━━ RECORDS PROVIDED

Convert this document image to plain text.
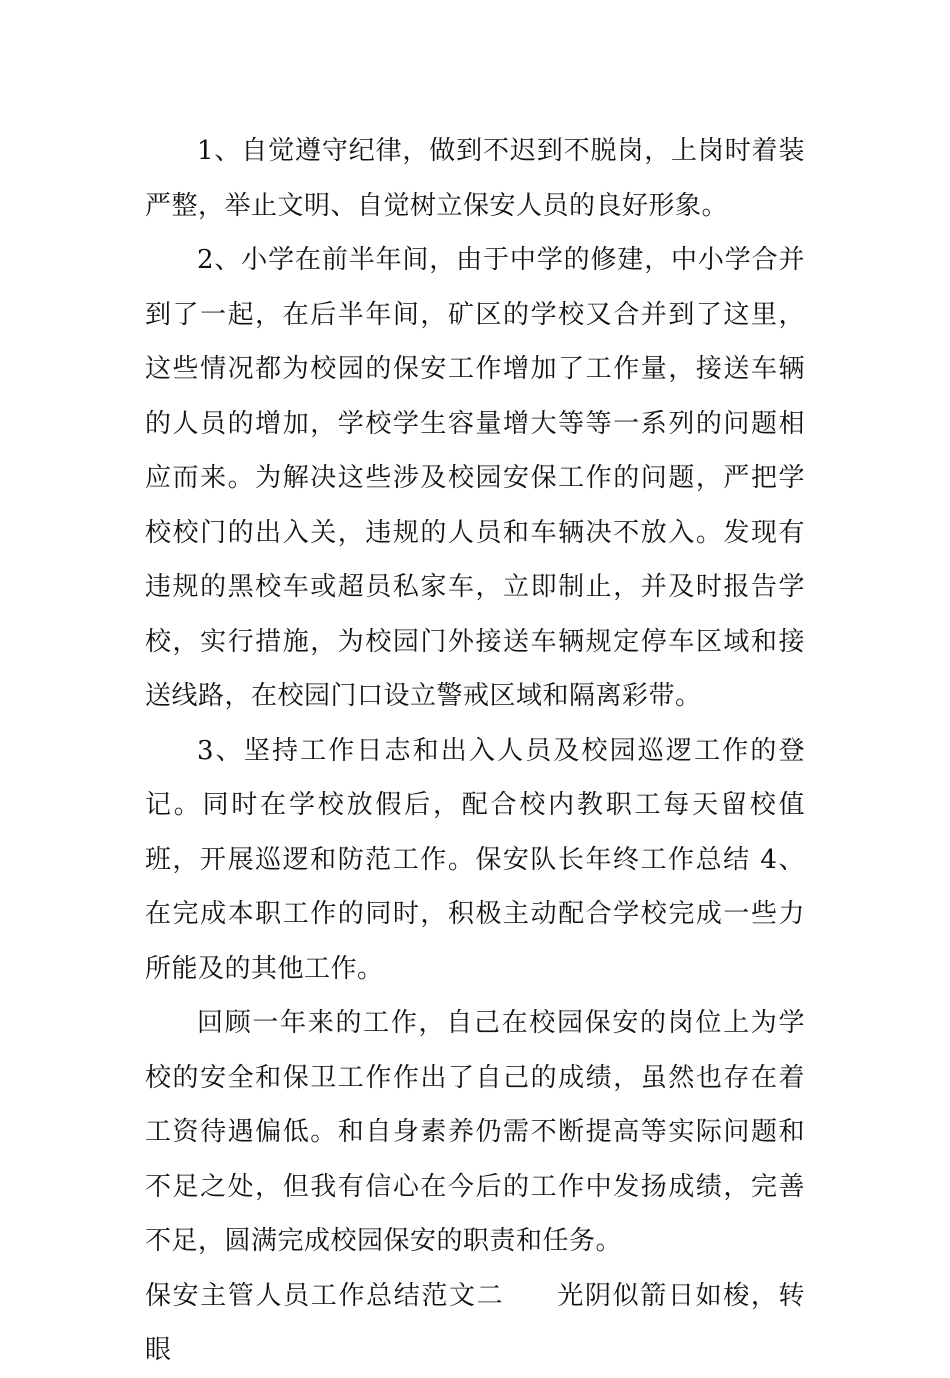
1、自觉遵守纪律，做到不迟到不脱岗，上岗时着装严整，举止文明、自觉树立保安人员的良好形象。

2、小学在前半年间，由于中学的修建，中小学合并到了一起，在后半年间，矿区的学校又合并到了这里，这些情况都为校园的保安工作增加了工作量，接送车辆的人员的增加，学校学生容量增大等等一系列的问题相应而来。为解决这些涉及校园安保工作的问题，严把学校校门的出入关，违规的人员和车辆决不放入。发现有违规的黑校车或超员私家车，立即制止，并及时报告学校，实行措施，为校园门外接送车辆规定停车区域和接送线路，在校园门口设立警戒区域和隔离彩带。

3、坚持工作日志和出入人员及校园巡逻工作的登记。同时在学校放假后，配合校内教职工每天留校值班，开展巡逻和防范工作。保安队长年终工作总结 4、在完成本职工作的同时，积极主动配合学校完成一些力所能及的其他工作。

回顾一年来的工作，自己在校园保安的岗位上为学校的安全和保卫工作作出了自己的成绩，虽然也存在着工资待遇偏低。和自身素养仍需不断提高等实际问题和不足之处，但我有信心在今后的工作中发扬成绩，完善不足，圆满完成校园保安的职责和任务。

保安主管人员工作总结范文二 光阴似箭日如梭，转眼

━━━━

TASK PROMPT => Transcribe every record above exactly, leaving out the pictures.

CORRECT OUTPUT =>
Convert this document image to plain text.
1、自觉遵守纪律，做到不迟到不脱岗，上岗时着装严整，举止文明、自觉树立保安人员的良好形象。

2、小学在前半年间，由于中学的修建，中小学合并到了一起，在后半年间，矿区的学校又合并到了这里，这些情况都为校园的保安工作增加了工作量，接送车辆的人员的增加，学校学生容量增大等等一系列的问题相应而来。为解决这些涉及校园安保工作的问题，严把学校校门的出入关，违规的人员和车辆决不放入。发现有违规的黑校车或超员私家车，立即制止，并及时报告学校，实行措施，为校园门外接送车辆规定停车区域和接送线路，在校园门口设立警戒区域和隔离彩带。

3、坚持工作日志和出入人员及校园巡逻工作的登记。同时在学校放假后，配合校内教职工每天留校值班，开展巡逻和防范工作。保安队长年终工作总结 4、在完成本职工作的同时，积极主动配合学校完成一些力所能及的其他工作。

回顾一年来的工作，自己在校园保安的岗位上为学校的安全和保卫工作作出了自己的成绩，虽然也存在着工资待遇偏低。和自身素养仍需不断提高等实际问题和不足之处，但我有信心在今后的工作中发扬成绩，完善不足，圆满完成校园保安的职责和任务。

保安主管人员工作总结范文二 光阴似箭日如梭，转眼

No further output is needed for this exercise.